Exercise goal:
Report each line of the data that has "BELOW" somewhere in it.

(Figure dataset records)
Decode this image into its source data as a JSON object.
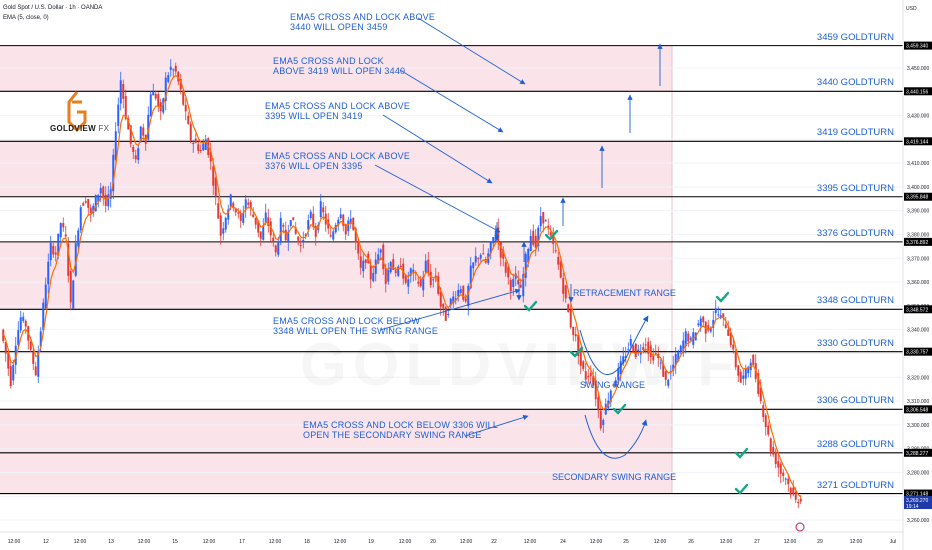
{
  "header": {
    "symbol_line": "Gold Spot / U.S. Dollar · 1h · OANDA",
    "indicator_line": "EMA (5, close, 0)",
    "currency": "USD"
  },
  "logo": {
    "brand": "GOLDVIEW",
    "suffix": "FX"
  },
  "watermark": "GOLDVIEW F",
  "annotations": [
    {
      "id": "note-3459",
      "lines": [
        "EMA5 CROSS AND LOCK ABOVE",
        "3440 WILL OPEN 3459"
      ]
    },
    {
      "id": "note-3440",
      "lines": [
        "EMA5 CROSS AND LOCK",
        "ABOVE 3419 WILL OPEN 3440"
      ]
    },
    {
      "id": "note-3419",
      "lines": [
        "EMA5 CROSS AND LOCK ABOVE",
        "3395 WILL OPEN 3419"
      ]
    },
    {
      "id": "note-3395",
      "lines": [
        "EMA5 CROSS AND LOCK ABOVE",
        "3376 WILL OPEN 3395"
      ]
    },
    {
      "id": "note-swing",
      "lines": [
        "EMA5 CROSS AND LOCK BELOW",
        "3348 WILL OPEN THE SWING RANGE"
      ]
    },
    {
      "id": "note-secondary",
      "lines": [
        "EMA5 CROSS AND LOCK BELOW 3306 WILL",
        "OPEN THE SECONDARY SWING RANGE"
      ]
    }
  ],
  "range_labels": {
    "retracement": "RETRACEMENT RANGE",
    "swing": "SWING RANGE",
    "secondary": "SECONDARY SWING RANGE"
  },
  "colors": {
    "band": "#fbe3ea",
    "candle_up": "#2962ff",
    "candle_down": "#e53935",
    "ema": "#ff6d00",
    "annotation": "#1f5fd6",
    "check": "#17a589",
    "level_line": "#000000"
  },
  "chart_data": {
    "type": "candlestick",
    "title": "Gold Spot / U.S. Dollar · 1h · OANDA",
    "ylim": [
      3255,
      3468
    ],
    "y_ticks": [
      3260,
      3270,
      3280,
      3290,
      3300,
      3310,
      3320,
      3330,
      3340,
      3350,
      3360,
      3370,
      3380,
      3390,
      3400,
      3410,
      3420,
      3430,
      3440,
      3450
    ],
    "x_ticks": [
      "12:00",
      "12",
      "12:00",
      "13",
      "12:00",
      "15",
      "12:00",
      "17",
      "12:00",
      "18",
      "12:00",
      "19",
      "12:00",
      "20",
      "12:00",
      "22",
      "12:00",
      "24",
      "12:00",
      "25",
      "12:00",
      "26",
      "12:00",
      "27",
      "12:00",
      "29",
      "12:00",
      "Jul"
    ],
    "levels": [
      {
        "value": 3459.34,
        "label": "3459 GOLDTURN",
        "price_tag": "3,459.340"
      },
      {
        "value": 3440.156,
        "label": "3440 GOLDTURN",
        "price_tag": "3,440.156"
      },
      {
        "value": 3419.144,
        "label": "3419 GOLDTURN",
        "price_tag": "3,419.144"
      },
      {
        "value": 3395.848,
        "label": "3395 GOLDTURN",
        "price_tag": "3,395.848"
      },
      {
        "value": 3376.892,
        "label": "3376 GOLDTURN",
        "price_tag": "3,376.892"
      },
      {
        "value": 3348.572,
        "label": "3348 GOLDTURN",
        "price_tag": "3,348.572"
      },
      {
        "value": 3330.757,
        "label": "3330 GOLDTURN",
        "price_tag": "3,330.757"
      },
      {
        "value": 3306.548,
        "label": "3306 GOLDTURN",
        "price_tag": "3,306.548"
      },
      {
        "value": 3288.277,
        "label": "3288 GOLDTURN",
        "price_tag": "3,288.277"
      },
      {
        "value": 3271.148,
        "label": "3271 GOLDTURN",
        "price_tag": "3,271.148"
      }
    ],
    "current_price": {
      "value": 3269.27,
      "tag": "3,269.270",
      "countdown": "19:14"
    },
    "path_points": [
      [
        0,
        3340
      ],
      [
        5,
        3330
      ],
      [
        10,
        3318
      ],
      [
        15,
        3335
      ],
      [
        20,
        3345
      ],
      [
        25,
        3342
      ],
      [
        30,
        3330
      ],
      [
        35,
        3322
      ],
      [
        40,
        3340
      ],
      [
        45,
        3360
      ],
      [
        50,
        3375
      ],
      [
        55,
        3372
      ],
      [
        60,
        3385
      ],
      [
        65,
        3378
      ],
      [
        70,
        3350
      ],
      [
        75,
        3375
      ],
      [
        80,
        3392
      ],
      [
        85,
        3395
      ],
      [
        90,
        3388
      ],
      [
        95,
        3395
      ],
      [
        100,
        3400
      ],
      [
        105,
        3392
      ],
      [
        110,
        3398
      ],
      [
        115,
        3425
      ],
      [
        120,
        3445
      ],
      [
        125,
        3430
      ],
      [
        130,
        3418
      ],
      [
        135,
        3410
      ],
      [
        140,
        3425
      ],
      [
        145,
        3420
      ],
      [
        150,
        3440
      ],
      [
        155,
        3438
      ],
      [
        160,
        3430
      ],
      [
        165,
        3445
      ],
      [
        170,
        3450
      ],
      [
        175,
        3448
      ],
      [
        180,
        3440
      ],
      [
        185,
        3430
      ],
      [
        190,
        3420
      ],
      [
        195,
        3418
      ],
      [
        200,
        3415
      ],
      [
        205,
        3420
      ],
      [
        210,
        3410
      ],
      [
        215,
        3395
      ],
      [
        220,
        3380
      ],
      [
        225,
        3388
      ],
      [
        230,
        3395
      ],
      [
        235,
        3390
      ],
      [
        240,
        3385
      ],
      [
        245,
        3395
      ],
      [
        250,
        3390
      ],
      [
        255,
        3385
      ],
      [
        260,
        3378
      ],
      [
        265,
        3388
      ],
      [
        270,
        3380
      ],
      [
        275,
        3372
      ],
      [
        280,
        3385
      ],
      [
        285,
        3378
      ],
      [
        290,
        3388
      ],
      [
        295,
        3380
      ],
      [
        300,
        3375
      ],
      [
        305,
        3382
      ],
      [
        310,
        3388
      ],
      [
        315,
        3380
      ],
      [
        320,
        3392
      ],
      [
        325,
        3385
      ],
      [
        330,
        3378
      ],
      [
        335,
        3385
      ],
      [
        340,
        3390
      ],
      [
        345,
        3380
      ],
      [
        350,
        3388
      ],
      [
        355,
        3376
      ],
      [
        360,
        3365
      ],
      [
        365,
        3370
      ],
      [
        370,
        3362
      ],
      [
        375,
        3368
      ],
      [
        380,
        3375
      ],
      [
        385,
        3360
      ],
      [
        390,
        3370
      ],
      [
        395,
        3362
      ],
      [
        400,
        3368
      ],
      [
        405,
        3358
      ],
      [
        410,
        3365
      ],
      [
        415,
        3362
      ],
      [
        420,
        3358
      ],
      [
        425,
        3368
      ],
      [
        430,
        3360
      ],
      [
        435,
        3362
      ],
      [
        440,
        3350
      ],
      [
        445,
        3345
      ],
      [
        450,
        3352
      ],
      [
        455,
        3355
      ],
      [
        460,
        3358
      ],
      [
        465,
        3350
      ],
      [
        470,
        3365
      ],
      [
        475,
        3370
      ],
      [
        480,
        3372
      ],
      [
        485,
        3368
      ],
      [
        490,
        3375
      ],
      [
        495,
        3382
      ],
      [
        500,
        3372
      ],
      [
        505,
        3365
      ],
      [
        510,
        3358
      ],
      [
        515,
        3362
      ],
      [
        520,
        3356
      ],
      [
        525,
        3370
      ],
      [
        530,
        3380
      ],
      [
        535,
        3375
      ],
      [
        540,
        3388
      ],
      [
        545,
        3385
      ],
      [
        550,
        3378
      ],
      [
        555,
        3372
      ],
      [
        560,
        3362
      ],
      [
        565,
        3352
      ],
      [
        570,
        3342
      ],
      [
        575,
        3336
      ],
      [
        580,
        3325
      ],
      [
        585,
        3320
      ],
      [
        590,
        3322
      ],
      [
        595,
        3312
      ],
      [
        600,
        3300
      ],
      [
        605,
        3308
      ],
      [
        610,
        3315
      ],
      [
        615,
        3320
      ],
      [
        620,
        3325
      ],
      [
        625,
        3330
      ],
      [
        630,
        3335
      ],
      [
        635,
        3330
      ],
      [
        640,
        3332
      ],
      [
        645,
        3335
      ],
      [
        650,
        3328
      ],
      [
        655,
        3330
      ],
      [
        660,
        3325
      ],
      [
        665,
        3318
      ],
      [
        670,
        3322
      ],
      [
        675,
        3328
      ],
      [
        680,
        3332
      ],
      [
        685,
        3338
      ],
      [
        690,
        3335
      ],
      [
        695,
        3340
      ],
      [
        700,
        3345
      ],
      [
        705,
        3340
      ],
      [
        710,
        3342
      ],
      [
        715,
        3348
      ],
      [
        720,
        3345
      ],
      [
        725,
        3342
      ],
      [
        730,
        3335
      ],
      [
        735,
        3325
      ],
      [
        740,
        3318
      ],
      [
        745,
        3322
      ],
      [
        750,
        3328
      ],
      [
        755,
        3320
      ],
      [
        760,
        3310
      ],
      [
        765,
        3300
      ],
      [
        770,
        3290
      ],
      [
        775,
        3285
      ],
      [
        780,
        3280
      ],
      [
        785,
        3278
      ],
      [
        790,
        3272
      ],
      [
        795,
        3268
      ],
      [
        800,
        3269.27
      ]
    ]
  }
}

The completed task:
        "EMA5 CROSS AND LOCK BELOW",
        "EMA5 CROSS AND LOCK BELOW 3306 WILL",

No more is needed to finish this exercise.